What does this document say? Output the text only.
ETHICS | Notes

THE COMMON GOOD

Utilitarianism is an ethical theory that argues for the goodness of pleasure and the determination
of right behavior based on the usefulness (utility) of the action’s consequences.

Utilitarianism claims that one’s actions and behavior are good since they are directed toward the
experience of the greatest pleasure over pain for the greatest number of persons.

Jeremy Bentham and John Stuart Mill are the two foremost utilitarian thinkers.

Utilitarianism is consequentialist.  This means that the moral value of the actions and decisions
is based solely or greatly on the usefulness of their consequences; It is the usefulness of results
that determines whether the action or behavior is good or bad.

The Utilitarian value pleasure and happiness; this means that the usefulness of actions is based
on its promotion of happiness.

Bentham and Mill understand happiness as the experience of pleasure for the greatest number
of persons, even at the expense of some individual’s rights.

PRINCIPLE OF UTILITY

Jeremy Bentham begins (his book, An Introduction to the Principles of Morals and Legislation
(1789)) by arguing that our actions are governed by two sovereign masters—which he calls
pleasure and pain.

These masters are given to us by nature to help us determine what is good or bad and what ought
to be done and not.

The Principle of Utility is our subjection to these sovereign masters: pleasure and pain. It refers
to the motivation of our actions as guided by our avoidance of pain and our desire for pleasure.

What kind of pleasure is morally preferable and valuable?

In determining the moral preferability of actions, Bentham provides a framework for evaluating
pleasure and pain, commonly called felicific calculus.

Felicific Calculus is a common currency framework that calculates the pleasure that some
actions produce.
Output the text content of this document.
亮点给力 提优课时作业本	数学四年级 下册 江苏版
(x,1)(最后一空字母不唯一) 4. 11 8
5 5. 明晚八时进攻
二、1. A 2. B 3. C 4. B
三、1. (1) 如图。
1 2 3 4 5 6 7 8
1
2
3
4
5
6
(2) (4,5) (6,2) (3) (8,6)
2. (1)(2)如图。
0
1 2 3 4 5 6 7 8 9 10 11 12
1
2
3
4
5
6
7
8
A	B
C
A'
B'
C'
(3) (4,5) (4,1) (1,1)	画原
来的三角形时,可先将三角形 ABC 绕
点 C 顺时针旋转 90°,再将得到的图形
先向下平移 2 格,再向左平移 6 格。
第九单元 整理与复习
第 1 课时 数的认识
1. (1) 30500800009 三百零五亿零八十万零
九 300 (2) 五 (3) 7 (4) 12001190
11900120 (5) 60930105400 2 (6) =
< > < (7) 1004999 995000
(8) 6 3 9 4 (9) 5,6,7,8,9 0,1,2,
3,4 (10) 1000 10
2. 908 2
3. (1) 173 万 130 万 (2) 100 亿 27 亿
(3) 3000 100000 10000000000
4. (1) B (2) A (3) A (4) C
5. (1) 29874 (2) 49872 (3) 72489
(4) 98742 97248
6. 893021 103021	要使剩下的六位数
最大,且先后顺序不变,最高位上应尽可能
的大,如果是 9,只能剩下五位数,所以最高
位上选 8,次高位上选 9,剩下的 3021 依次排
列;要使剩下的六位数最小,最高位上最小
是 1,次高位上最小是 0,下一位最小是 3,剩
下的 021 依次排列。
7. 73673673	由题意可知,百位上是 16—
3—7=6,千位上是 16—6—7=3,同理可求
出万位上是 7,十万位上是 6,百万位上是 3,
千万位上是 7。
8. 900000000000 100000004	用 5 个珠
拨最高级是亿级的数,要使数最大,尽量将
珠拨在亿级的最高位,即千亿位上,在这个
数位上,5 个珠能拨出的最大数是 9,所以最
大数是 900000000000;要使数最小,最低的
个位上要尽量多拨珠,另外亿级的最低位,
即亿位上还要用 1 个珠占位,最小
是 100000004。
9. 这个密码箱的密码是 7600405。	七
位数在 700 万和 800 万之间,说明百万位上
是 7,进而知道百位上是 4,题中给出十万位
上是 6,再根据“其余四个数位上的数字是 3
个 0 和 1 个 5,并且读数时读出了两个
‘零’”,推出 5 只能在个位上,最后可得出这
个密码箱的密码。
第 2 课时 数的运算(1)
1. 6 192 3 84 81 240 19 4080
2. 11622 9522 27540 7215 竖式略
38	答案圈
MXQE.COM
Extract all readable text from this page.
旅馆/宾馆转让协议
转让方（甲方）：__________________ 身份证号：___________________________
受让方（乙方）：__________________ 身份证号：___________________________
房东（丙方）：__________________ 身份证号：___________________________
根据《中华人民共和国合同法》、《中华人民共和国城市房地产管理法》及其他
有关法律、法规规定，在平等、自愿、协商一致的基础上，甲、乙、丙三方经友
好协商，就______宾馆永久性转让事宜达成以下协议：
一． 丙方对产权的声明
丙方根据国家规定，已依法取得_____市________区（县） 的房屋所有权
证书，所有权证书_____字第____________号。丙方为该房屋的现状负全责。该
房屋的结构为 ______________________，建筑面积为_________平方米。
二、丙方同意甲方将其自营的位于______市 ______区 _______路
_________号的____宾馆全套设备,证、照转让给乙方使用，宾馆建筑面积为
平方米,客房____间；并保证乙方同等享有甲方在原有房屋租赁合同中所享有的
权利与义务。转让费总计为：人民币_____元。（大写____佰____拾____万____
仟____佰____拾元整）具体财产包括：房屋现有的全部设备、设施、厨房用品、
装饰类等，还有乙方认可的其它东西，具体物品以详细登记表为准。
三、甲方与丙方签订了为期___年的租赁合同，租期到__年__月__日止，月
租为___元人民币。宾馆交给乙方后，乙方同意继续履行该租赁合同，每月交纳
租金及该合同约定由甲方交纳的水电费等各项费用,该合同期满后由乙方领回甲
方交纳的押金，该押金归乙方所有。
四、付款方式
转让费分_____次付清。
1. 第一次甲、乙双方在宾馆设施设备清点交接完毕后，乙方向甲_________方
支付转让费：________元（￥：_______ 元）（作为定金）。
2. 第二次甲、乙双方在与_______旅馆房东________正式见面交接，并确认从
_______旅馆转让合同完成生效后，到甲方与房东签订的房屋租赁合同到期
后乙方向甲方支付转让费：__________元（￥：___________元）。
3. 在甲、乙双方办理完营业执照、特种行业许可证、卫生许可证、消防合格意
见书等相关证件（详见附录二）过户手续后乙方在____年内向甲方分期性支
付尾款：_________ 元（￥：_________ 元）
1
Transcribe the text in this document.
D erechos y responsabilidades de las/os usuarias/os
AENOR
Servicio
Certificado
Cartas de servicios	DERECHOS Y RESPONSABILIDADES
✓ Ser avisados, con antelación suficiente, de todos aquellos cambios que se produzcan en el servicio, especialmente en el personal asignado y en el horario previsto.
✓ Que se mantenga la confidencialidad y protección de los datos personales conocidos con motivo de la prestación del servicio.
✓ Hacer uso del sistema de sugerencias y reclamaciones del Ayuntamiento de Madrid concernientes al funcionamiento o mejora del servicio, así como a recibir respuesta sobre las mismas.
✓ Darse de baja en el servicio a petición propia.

^^^^^^^^

• Exercise instructions:
From the records above, pull out every line containing the word "usefulness".

• Full output:
of right behavior based on the usefulness (utility) of the action’s consequences.
is based solely or greatly on the usefulness of their consequences; It is the usefulness of results
The Utilitarian value pleasure and happiness; this means that the usefulness of actions is based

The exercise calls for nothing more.